_WRITTEN PROBLEM_.
Report the number of lines in these entries that contain "tokens". Write only the number.

-*-*-

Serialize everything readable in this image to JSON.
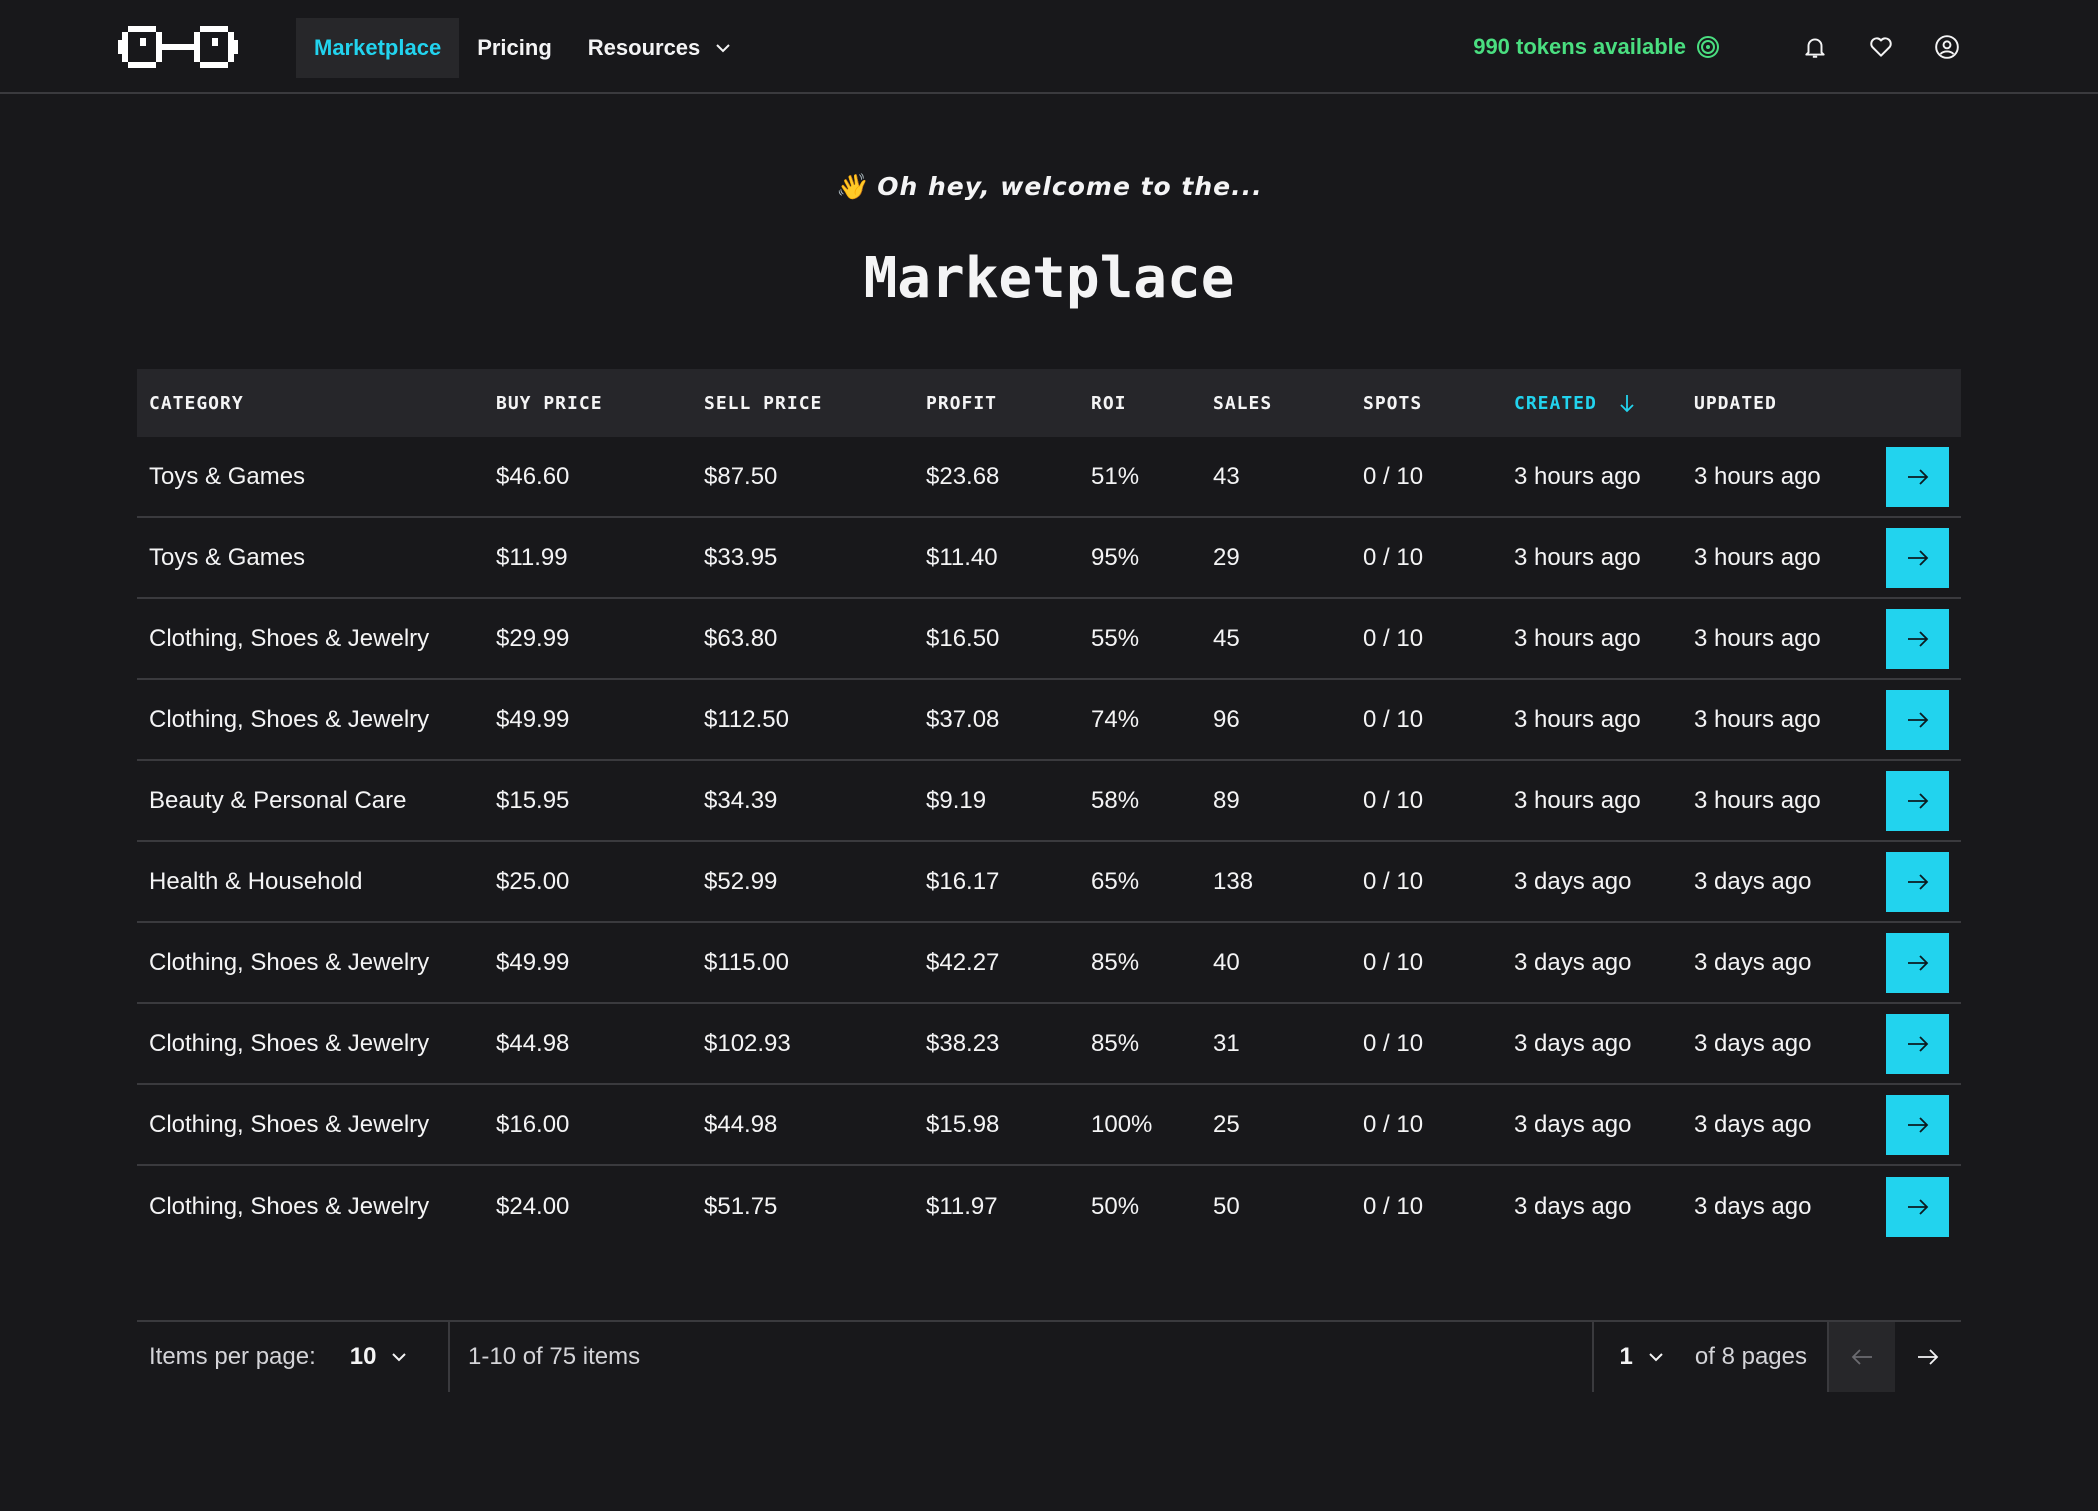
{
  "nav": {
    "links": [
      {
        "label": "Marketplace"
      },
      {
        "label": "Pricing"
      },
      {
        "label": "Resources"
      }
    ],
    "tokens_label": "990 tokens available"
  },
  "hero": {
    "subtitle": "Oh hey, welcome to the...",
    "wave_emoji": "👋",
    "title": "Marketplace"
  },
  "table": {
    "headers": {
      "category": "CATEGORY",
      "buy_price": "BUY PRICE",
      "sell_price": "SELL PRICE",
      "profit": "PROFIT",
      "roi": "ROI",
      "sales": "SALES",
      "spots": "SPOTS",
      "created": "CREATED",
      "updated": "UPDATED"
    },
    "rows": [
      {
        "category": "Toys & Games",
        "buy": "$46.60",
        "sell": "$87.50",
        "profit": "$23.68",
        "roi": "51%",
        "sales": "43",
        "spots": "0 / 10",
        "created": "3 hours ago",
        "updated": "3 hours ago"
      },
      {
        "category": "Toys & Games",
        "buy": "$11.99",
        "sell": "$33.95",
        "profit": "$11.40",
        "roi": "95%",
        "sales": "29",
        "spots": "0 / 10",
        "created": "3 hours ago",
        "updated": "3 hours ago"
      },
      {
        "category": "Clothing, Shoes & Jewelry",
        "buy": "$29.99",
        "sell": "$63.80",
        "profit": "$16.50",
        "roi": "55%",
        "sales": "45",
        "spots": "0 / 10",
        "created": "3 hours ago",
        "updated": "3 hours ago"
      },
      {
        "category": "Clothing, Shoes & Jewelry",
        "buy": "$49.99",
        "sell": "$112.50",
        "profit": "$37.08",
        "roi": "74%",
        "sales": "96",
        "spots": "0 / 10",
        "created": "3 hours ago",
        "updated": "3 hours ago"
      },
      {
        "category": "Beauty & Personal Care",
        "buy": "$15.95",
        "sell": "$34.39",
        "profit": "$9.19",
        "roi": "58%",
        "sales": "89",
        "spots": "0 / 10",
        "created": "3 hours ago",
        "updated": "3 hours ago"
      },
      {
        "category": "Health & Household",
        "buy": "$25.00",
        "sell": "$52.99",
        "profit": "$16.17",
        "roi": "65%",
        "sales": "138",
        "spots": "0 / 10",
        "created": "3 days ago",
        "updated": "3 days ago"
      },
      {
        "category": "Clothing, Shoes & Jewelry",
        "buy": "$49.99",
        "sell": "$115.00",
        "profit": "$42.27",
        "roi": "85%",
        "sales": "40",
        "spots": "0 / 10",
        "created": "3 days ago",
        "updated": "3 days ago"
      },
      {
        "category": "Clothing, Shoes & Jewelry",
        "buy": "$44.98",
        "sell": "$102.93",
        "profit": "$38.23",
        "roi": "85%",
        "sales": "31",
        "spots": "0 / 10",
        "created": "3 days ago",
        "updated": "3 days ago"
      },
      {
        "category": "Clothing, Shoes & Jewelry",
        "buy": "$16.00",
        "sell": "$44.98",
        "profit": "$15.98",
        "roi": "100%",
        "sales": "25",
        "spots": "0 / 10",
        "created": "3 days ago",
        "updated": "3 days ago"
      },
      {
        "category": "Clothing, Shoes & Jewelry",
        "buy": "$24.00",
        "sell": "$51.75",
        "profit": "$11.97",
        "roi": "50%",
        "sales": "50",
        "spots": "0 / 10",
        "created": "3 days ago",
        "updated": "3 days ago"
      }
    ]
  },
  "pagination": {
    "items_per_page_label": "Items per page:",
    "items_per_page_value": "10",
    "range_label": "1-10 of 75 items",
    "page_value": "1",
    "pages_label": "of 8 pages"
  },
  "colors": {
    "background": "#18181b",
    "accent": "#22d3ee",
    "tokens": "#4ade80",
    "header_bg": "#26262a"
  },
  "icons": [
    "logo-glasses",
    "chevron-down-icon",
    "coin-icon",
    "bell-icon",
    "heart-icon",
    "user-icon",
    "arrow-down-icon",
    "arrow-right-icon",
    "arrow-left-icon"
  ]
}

-*-*-

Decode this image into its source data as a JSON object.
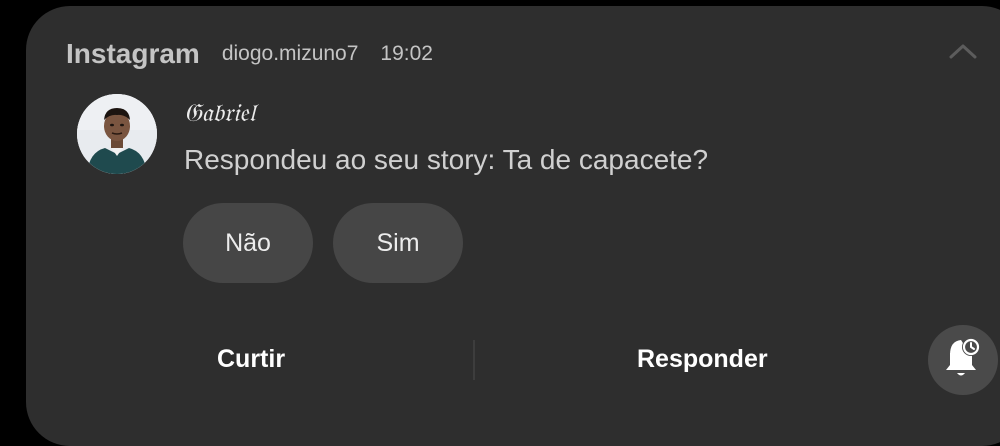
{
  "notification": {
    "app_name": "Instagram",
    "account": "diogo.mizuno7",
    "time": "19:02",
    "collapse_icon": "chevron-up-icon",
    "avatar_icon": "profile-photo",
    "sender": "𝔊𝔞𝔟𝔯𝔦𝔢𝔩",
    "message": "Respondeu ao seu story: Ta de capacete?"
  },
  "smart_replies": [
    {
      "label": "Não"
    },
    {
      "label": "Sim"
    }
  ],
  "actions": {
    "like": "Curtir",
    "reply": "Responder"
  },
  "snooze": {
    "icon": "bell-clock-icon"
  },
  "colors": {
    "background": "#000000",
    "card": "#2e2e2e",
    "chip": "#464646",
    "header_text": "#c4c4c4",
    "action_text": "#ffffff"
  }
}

-*-*-

_REPLY_.
2